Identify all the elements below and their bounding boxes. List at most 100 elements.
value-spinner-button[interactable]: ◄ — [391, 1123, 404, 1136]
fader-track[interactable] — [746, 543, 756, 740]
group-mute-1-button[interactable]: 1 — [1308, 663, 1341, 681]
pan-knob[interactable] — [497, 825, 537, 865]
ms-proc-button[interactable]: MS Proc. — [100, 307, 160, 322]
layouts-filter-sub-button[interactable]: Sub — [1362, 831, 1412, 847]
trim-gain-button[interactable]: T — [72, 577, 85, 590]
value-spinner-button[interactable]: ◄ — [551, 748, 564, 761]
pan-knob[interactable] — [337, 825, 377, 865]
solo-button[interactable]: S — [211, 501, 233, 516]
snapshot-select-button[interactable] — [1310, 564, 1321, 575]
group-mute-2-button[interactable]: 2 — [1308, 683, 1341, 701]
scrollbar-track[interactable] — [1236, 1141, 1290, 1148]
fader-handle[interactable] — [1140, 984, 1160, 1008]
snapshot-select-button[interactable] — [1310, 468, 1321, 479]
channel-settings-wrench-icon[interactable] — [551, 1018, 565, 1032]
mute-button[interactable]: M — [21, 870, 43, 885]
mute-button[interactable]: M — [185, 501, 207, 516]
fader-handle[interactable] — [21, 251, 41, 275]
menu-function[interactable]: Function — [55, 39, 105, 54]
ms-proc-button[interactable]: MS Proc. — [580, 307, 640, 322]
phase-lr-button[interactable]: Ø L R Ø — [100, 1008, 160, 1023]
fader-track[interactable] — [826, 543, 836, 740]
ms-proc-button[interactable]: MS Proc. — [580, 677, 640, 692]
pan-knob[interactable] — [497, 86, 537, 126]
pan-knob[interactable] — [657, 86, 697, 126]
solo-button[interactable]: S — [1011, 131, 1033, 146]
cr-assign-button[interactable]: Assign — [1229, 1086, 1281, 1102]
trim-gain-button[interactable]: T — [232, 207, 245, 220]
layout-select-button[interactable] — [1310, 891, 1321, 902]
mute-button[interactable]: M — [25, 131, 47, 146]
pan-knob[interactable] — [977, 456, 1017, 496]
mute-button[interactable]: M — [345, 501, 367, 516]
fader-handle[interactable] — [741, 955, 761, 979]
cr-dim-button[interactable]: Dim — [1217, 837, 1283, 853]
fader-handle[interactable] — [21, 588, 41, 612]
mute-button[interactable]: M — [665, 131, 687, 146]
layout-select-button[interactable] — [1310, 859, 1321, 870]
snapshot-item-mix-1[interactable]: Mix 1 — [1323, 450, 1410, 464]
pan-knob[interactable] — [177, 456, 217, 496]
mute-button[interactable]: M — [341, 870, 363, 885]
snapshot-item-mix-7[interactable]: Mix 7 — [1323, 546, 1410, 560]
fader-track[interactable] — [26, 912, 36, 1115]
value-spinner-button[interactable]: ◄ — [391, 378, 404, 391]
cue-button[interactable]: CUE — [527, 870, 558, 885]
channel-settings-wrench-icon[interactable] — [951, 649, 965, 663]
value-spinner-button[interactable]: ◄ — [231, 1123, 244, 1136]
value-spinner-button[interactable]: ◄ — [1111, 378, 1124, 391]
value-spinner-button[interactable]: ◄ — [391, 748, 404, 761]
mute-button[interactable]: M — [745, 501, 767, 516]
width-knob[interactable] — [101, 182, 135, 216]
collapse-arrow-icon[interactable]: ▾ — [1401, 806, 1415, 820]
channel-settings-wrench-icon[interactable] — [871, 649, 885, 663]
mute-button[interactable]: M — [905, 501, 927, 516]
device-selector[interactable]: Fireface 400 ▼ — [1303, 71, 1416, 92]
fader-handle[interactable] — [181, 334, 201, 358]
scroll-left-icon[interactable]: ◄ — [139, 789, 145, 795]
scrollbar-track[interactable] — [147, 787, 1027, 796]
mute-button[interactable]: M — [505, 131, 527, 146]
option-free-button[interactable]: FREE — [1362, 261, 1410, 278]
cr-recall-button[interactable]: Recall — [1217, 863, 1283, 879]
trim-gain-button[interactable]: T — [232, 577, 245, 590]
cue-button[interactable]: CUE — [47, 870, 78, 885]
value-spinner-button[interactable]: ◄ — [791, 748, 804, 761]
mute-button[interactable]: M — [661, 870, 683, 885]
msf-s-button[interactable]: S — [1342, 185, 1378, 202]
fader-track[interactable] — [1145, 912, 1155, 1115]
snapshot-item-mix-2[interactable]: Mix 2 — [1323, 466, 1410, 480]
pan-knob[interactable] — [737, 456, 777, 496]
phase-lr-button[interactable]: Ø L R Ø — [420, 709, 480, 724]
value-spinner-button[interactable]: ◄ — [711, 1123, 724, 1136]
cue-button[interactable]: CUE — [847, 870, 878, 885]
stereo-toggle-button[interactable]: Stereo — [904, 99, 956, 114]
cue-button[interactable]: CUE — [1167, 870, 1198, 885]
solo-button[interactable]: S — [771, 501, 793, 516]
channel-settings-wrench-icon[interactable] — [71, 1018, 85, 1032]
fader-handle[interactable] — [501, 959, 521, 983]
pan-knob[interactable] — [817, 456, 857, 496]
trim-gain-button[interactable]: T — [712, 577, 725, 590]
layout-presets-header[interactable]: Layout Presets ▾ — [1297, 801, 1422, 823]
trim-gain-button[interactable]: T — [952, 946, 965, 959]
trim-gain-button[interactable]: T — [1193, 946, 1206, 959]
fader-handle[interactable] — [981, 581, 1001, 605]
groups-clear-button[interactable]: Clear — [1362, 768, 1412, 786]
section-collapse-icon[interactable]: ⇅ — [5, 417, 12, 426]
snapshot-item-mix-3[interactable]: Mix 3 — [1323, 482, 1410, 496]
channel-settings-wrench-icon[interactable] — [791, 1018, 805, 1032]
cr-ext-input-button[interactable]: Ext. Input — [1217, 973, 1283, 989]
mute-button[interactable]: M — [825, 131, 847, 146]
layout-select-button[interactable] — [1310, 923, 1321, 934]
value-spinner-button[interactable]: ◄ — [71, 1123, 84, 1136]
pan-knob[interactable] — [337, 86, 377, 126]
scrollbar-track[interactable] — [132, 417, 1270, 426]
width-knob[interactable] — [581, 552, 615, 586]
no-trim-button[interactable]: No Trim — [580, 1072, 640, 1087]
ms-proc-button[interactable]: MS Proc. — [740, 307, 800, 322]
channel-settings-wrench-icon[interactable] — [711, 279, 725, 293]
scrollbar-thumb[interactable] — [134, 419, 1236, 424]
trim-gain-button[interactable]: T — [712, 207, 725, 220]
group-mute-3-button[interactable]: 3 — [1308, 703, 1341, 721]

□ □ □ □

Output the lines from the start of the records through the line that contains "group-mute-1-button[interactable]: 1 —", both ends inclusive, reproducing each line verbatim.

Identify all the elements below and their bounding boxes. List at most 100 elements.
value-spinner-button[interactable]: ◄ — [391, 1123, 404, 1136]
fader-track[interactable] — [746, 543, 756, 740]
group-mute-1-button[interactable]: 1 — [1308, 663, 1341, 681]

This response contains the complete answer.